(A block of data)
_ _ _ _ _

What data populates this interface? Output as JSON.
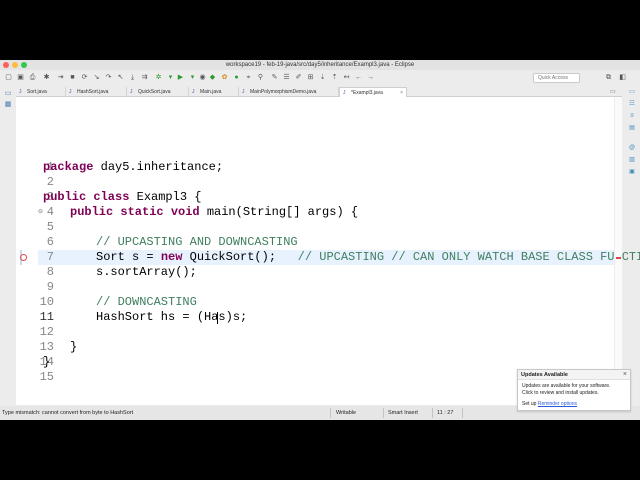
{
  "window": {
    "title": "workspace19 - feb-19-java/src/day5/inheritance/Exampl3.java - Eclipse",
    "traffic_lights": [
      "#fc605b",
      "#fdbc40",
      "#34c84a"
    ]
  },
  "toolbar": {
    "quick_access_placeholder": "Quick Access"
  },
  "tabs": [
    {
      "label": "Sort.java"
    },
    {
      "label": "HashSort.java"
    },
    {
      "label": "QuickSort.java"
    },
    {
      "label": "Main.java"
    },
    {
      "label": "MainPolymorphismDemo.java"
    },
    {
      "label": "*Exampl3.java",
      "active": true
    }
  ],
  "tab_overflow": "▭",
  "editor": {
    "line_numbers": [
      "1",
      "2",
      "3",
      "4",
      "5",
      "6",
      "7",
      "8",
      "9",
      "10",
      "11",
      "12",
      "13",
      "14",
      "15"
    ],
    "active_line": 11,
    "lines": {
      "l1_kw": "package",
      "l1_rest": " day5.inheritance;",
      "l3_kw": "public class",
      "l3_rest": " Exampl3 {",
      "l4_kw": "public static void",
      "l4_rest": " main(String[] args) {",
      "l6_cm": "// UPCASTING AND DOWNCASTING",
      "l7_a": "Sort s = ",
      "l7_kw": "new",
      "l7_b": " QuickSort();   ",
      "l7_cm": "// UPCASTING // CAN ONLY WATCH BASE CLASS FUNCTIONS",
      "l8": "s.sortArray();",
      "l10_cm": "// DOWNCASTING",
      "l11_a": "HashSort hs = ",
      "l11_b": "(Has)s;",
      "l13": "}",
      "l14": "}"
    }
  },
  "status": {
    "message": "Type mismatch: cannot convert from byte to HashSort",
    "writable": "Writable",
    "insert_mode": "Smart Insert",
    "position": "11 : 27"
  },
  "updates_popup": {
    "title": "Updates Available",
    "close": "×",
    "body_line1": "Updates are available for your software.",
    "body_line2": "Click to review and install updates.",
    "setup_prefix": "Set up ",
    "setup_link": "Reminder options"
  },
  "icons": [
    "new-file-icon",
    "save-icon",
    "print-icon",
    "debug-icon",
    "run-icon",
    "external-tools-icon",
    "search-icon",
    "back-icon",
    "forward-icon",
    "open-perspective-icon",
    "java-perspective-icon",
    "package-explorer-icon",
    "outline-icon",
    "task-list-icon",
    "console-icon",
    "error-marker-icon",
    "fold-icon"
  ]
}
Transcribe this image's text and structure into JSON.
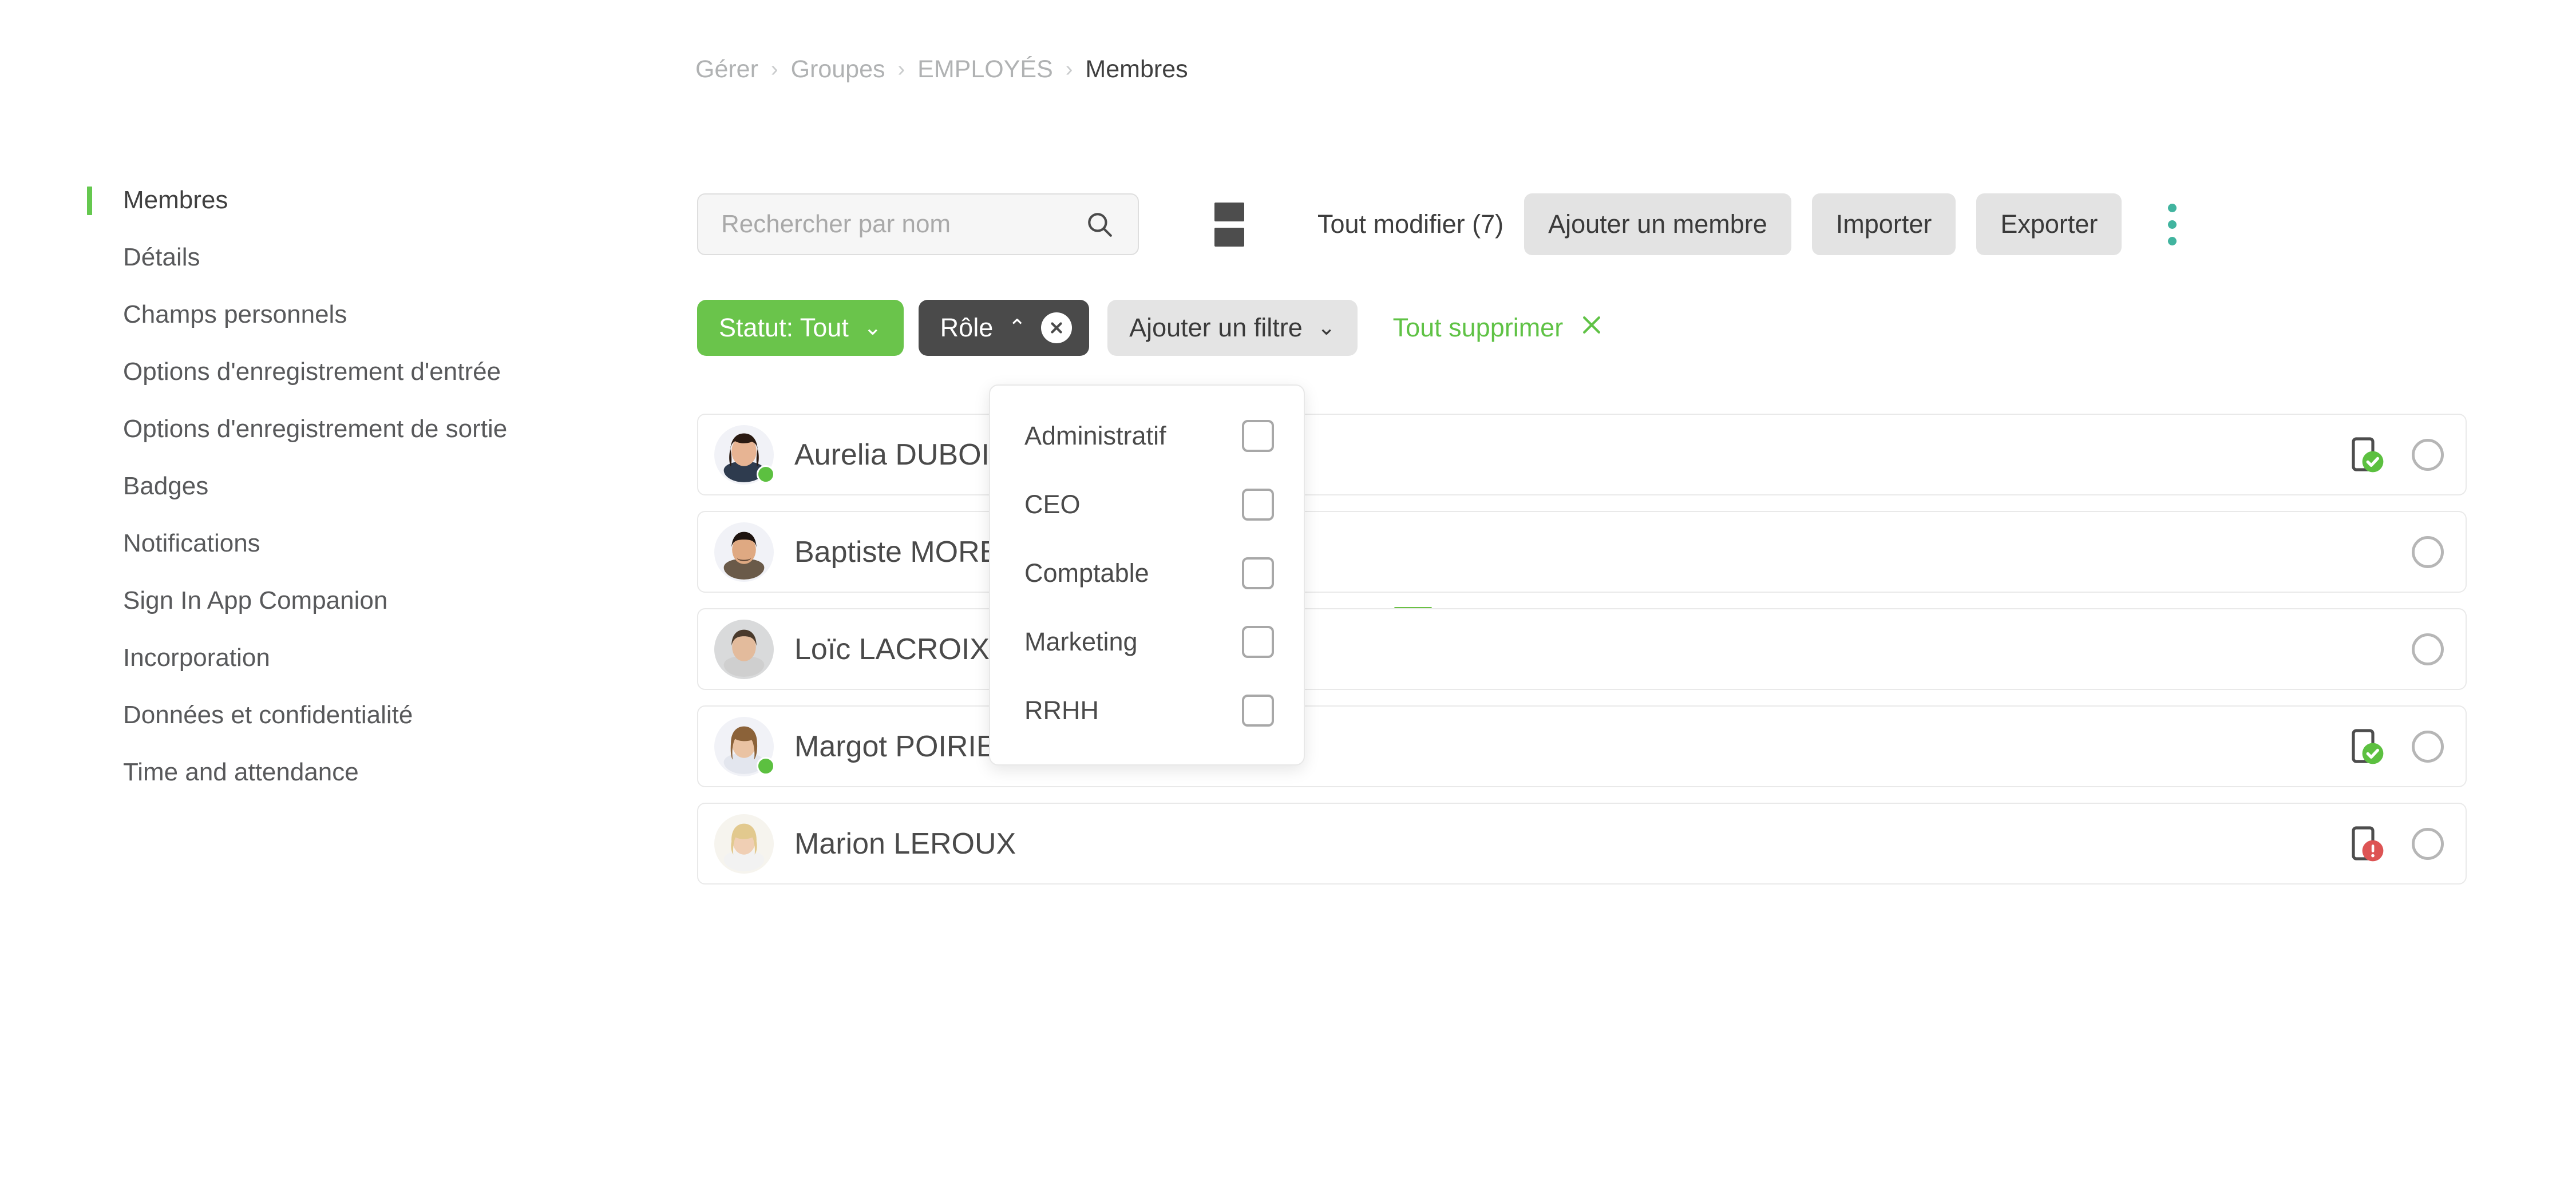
{
  "breadcrumb": {
    "items": [
      {
        "label": "Gérer",
        "active": false
      },
      {
        "label": "Groupes",
        "active": false
      },
      {
        "label": "EMPLOYÉS",
        "active": false
      },
      {
        "label": "Membres",
        "active": true
      }
    ],
    "separator": "›"
  },
  "sidebar": {
    "items": [
      {
        "label": "Membres",
        "active": true
      },
      {
        "label": "Détails",
        "active": false
      },
      {
        "label": "Champs personnels",
        "active": false
      },
      {
        "label": "Options d'enregistrement d'entrée",
        "active": false
      },
      {
        "label": "Options d'enregistrement de sortie",
        "active": false
      },
      {
        "label": "Badges",
        "active": false
      },
      {
        "label": "Notifications",
        "active": false
      },
      {
        "label": "Sign In App Companion",
        "active": false
      },
      {
        "label": "Incorporation",
        "active": false
      },
      {
        "label": "Données et confidentialité",
        "active": false
      },
      {
        "label": "Time and attendance",
        "active": false
      }
    ]
  },
  "toolbar": {
    "search": {
      "placeholder": "Rechercher par nom",
      "value": ""
    },
    "search_icon": "search-icon",
    "view_list_icon": "list-view-icon",
    "view_cards_icon": "card-view-icon",
    "edit_all_label": "Tout modifier (7)",
    "add_member_label": "Ajouter un membre",
    "import_label": "Importer",
    "export_label": "Exporter",
    "overflow_icon": "more-vertical-icon"
  },
  "filters": {
    "status": {
      "label": "Statut: Tout",
      "chevron": "⌄",
      "state": "active"
    },
    "role": {
      "label": "Rôle",
      "chevron": "⌃",
      "state": "open"
    },
    "add_filter": {
      "label": "Ajouter un filtre",
      "chevron": "⌄"
    },
    "clear_all": {
      "label": "Tout supprimer",
      "icon": "close-icon"
    }
  },
  "role_dropdown": {
    "open": true,
    "options": [
      {
        "label": "Administratif",
        "checked": false
      },
      {
        "label": "CEO",
        "checked": false
      },
      {
        "label": "Comptable",
        "checked": false
      },
      {
        "label": "Marketing",
        "checked": false
      },
      {
        "label": "RRHH",
        "checked": false
      }
    ]
  },
  "members": [
    {
      "name": "Aurelia DUBOIS",
      "online": true,
      "device": "verified",
      "selected": false,
      "avatar_hair": "#2a1a12",
      "avatar_skin": "#e7b493",
      "avatar_bg": "#f1f2f7",
      "avatar_cloth": "#2e3b4e"
    },
    {
      "name": "Baptiste MOREAU",
      "online": false,
      "device": "none",
      "selected": false,
      "avatar_hair": "#1e1410",
      "avatar_skin": "#dfa982",
      "avatar_bg": "#f1f2f7",
      "avatar_cloth": "#6a5a49"
    },
    {
      "name": "Loïc LACROIX",
      "online": false,
      "device": "none",
      "selected": false,
      "avatar_hair": "#4a3a2c",
      "avatar_skin": "#e3bb9c",
      "avatar_bg": "#d9dadb",
      "avatar_cloth": "#cfcfcf"
    },
    {
      "name": "Margot POIRIER",
      "online": true,
      "device": "verified",
      "selected": false,
      "avatar_hair": "#8b6239",
      "avatar_skin": "#eac3a3",
      "avatar_bg": "#f1f2f7",
      "avatar_cloth": "#e3e6ee"
    },
    {
      "name": "Marion LEROUX",
      "online": false,
      "device": "warning",
      "selected": false,
      "avatar_hair": "#e2c98e",
      "avatar_skin": "#f0cfb4",
      "avatar_bg": "#f6f4ee",
      "avatar_cloth": "#f2f2f2"
    }
  ],
  "colors": {
    "brand_green": "#6ac44b",
    "accent_teal": "#41b49f",
    "dark_pill": "#4a4a4a",
    "grey_button": "#e3e3e3",
    "status_online": "#5cc040",
    "status_error": "#dd5454",
    "text_primary": "#4a4a4a",
    "text_muted": "#b0b2b3"
  }
}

_ _ _ _ _

* Work to complete
Looking at the entries above, say how many lines contain the word "Ajouter". Only the number is wanted.

* The reply
2